(Collected data entries)
━━━━━━━━━━━━━━━━━━━━━━━━━━━━━━
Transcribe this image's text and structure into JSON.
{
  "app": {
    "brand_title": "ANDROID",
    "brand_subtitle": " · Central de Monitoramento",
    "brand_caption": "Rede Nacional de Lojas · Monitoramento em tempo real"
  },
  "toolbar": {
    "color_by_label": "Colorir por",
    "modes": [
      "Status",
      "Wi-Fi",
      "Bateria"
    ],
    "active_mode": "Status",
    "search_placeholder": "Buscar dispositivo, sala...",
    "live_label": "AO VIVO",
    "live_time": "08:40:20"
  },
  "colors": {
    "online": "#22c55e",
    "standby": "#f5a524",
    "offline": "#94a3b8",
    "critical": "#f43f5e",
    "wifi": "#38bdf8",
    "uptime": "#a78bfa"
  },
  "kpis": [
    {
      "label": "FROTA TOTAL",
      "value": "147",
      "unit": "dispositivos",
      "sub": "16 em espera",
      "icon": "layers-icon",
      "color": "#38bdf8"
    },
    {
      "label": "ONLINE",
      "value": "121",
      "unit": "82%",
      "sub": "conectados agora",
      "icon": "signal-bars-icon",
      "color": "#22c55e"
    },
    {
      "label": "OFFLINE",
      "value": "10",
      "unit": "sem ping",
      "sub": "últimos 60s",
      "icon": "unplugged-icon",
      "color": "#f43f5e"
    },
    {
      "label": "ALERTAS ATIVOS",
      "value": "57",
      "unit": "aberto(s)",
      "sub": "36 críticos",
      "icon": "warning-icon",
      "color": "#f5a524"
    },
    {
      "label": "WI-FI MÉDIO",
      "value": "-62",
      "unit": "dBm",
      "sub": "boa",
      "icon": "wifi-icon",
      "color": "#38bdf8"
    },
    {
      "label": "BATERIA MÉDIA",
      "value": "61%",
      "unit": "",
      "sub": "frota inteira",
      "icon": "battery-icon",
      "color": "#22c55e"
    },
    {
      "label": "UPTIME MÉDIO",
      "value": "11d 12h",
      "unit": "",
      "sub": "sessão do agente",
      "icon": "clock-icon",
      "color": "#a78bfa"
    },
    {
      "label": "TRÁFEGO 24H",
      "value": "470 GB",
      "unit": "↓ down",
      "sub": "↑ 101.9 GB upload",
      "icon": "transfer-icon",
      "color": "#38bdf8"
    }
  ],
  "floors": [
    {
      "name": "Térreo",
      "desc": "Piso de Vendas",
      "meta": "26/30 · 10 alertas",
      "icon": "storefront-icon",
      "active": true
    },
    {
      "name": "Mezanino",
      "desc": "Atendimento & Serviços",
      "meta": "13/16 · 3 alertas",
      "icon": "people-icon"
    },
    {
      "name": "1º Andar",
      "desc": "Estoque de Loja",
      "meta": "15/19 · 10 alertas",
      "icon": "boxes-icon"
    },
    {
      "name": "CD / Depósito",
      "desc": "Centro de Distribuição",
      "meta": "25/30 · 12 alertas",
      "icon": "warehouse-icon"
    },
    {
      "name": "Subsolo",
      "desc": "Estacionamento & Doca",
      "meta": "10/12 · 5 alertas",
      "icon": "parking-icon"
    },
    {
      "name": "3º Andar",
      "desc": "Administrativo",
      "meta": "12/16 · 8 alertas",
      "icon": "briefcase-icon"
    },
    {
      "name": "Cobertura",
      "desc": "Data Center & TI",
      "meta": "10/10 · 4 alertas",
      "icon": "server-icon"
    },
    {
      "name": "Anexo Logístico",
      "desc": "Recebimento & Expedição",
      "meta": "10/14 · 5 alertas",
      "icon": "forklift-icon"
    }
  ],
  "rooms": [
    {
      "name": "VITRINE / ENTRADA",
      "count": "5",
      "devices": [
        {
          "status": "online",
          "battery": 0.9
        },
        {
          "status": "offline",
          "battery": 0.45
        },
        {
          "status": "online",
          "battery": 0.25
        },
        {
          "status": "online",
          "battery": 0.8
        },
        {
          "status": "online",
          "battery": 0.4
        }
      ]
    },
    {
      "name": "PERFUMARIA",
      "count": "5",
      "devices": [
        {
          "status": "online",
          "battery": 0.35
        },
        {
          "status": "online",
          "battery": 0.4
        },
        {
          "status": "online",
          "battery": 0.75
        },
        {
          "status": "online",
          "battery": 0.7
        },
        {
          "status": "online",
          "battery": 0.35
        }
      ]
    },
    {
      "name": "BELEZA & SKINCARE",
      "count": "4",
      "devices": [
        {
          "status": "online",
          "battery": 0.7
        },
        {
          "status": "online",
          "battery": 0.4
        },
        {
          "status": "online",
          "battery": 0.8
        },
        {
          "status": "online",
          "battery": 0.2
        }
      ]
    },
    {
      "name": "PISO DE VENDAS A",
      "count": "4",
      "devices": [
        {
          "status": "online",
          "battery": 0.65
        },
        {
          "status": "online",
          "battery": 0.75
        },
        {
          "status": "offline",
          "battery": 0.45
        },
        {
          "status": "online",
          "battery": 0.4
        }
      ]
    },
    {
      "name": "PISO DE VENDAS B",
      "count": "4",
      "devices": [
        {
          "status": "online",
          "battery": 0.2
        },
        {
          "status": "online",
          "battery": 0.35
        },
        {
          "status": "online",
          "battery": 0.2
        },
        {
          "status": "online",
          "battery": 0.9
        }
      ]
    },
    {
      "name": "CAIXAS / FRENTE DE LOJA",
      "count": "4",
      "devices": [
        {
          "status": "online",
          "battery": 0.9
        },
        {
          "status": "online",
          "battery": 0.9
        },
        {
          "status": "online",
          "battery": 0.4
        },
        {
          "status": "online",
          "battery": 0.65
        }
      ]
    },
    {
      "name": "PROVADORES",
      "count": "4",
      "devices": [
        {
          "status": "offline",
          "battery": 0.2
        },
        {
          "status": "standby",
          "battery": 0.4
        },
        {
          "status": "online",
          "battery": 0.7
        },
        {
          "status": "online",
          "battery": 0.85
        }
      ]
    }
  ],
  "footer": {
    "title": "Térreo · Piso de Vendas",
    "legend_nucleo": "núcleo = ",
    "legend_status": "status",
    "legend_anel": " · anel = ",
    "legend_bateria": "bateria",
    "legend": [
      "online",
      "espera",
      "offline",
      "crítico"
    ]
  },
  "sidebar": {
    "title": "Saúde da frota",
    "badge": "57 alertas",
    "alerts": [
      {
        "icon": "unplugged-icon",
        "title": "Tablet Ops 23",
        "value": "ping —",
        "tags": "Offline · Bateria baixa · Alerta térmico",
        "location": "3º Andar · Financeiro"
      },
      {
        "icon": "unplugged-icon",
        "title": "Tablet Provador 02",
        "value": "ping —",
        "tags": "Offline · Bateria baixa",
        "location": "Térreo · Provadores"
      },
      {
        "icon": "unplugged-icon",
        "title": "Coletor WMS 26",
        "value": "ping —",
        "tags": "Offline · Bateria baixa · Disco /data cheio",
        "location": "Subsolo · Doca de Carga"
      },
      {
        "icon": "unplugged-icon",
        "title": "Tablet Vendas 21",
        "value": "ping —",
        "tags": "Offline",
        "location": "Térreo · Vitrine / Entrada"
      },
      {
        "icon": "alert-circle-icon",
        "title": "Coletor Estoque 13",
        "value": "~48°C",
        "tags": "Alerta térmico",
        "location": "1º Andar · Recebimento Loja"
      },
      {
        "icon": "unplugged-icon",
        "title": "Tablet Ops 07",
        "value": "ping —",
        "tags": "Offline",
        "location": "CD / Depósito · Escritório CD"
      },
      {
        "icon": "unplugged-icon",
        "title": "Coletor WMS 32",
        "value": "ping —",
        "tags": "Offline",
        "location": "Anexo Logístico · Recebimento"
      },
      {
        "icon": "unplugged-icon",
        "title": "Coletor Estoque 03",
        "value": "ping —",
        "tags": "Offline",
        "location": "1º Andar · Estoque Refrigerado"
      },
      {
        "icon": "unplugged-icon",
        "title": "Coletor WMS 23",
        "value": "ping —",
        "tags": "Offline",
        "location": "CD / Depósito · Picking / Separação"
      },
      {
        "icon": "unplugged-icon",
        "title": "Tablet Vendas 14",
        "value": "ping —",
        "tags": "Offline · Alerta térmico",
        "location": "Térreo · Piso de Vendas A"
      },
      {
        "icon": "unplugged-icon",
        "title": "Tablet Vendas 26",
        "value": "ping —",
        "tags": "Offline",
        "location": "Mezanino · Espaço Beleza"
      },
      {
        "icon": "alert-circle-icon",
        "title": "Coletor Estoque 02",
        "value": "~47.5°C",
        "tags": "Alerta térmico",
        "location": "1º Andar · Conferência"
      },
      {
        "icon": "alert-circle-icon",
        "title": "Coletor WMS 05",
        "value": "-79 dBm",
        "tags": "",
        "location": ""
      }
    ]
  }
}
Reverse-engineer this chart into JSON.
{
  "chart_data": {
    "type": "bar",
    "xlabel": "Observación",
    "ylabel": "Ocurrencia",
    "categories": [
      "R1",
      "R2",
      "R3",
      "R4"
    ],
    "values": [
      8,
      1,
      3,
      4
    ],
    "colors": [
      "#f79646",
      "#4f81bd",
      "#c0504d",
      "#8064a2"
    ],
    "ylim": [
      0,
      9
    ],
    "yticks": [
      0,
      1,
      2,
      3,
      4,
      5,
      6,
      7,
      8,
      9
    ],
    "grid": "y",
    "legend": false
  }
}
━━━━━━━━━━━━━━━━━━━━━━━━━━━━━━
**Written request**
Repeat, with no changes, each line from the one with "Reverse-engineer this chart into JSON." to the end of the listing, including both ends and nothing else.

**Final answer**
Reverse-engineer this chart into JSON.
{
  "chart_data": {
    "type": "bar",
    "xlabel": "Observación",
    "ylabel": "Ocurrencia",
    "categories": [
      "R1",
      "R2",
      "R3",
      "R4"
    ],
    "values": [
      8,
      1,
      3,
      4
    ],
    "colors": [
      "#f79646",
      "#4f81bd",
      "#c0504d",
      "#8064a2"
    ],
    "ylim": [
      0,
      9
    ],
    "yticks": [
      0,
      1,
      2,
      3,
      4,
      5,
      6,
      7,
      8,
      9
    ],
    "grid": "y",
    "legend": false
  }
}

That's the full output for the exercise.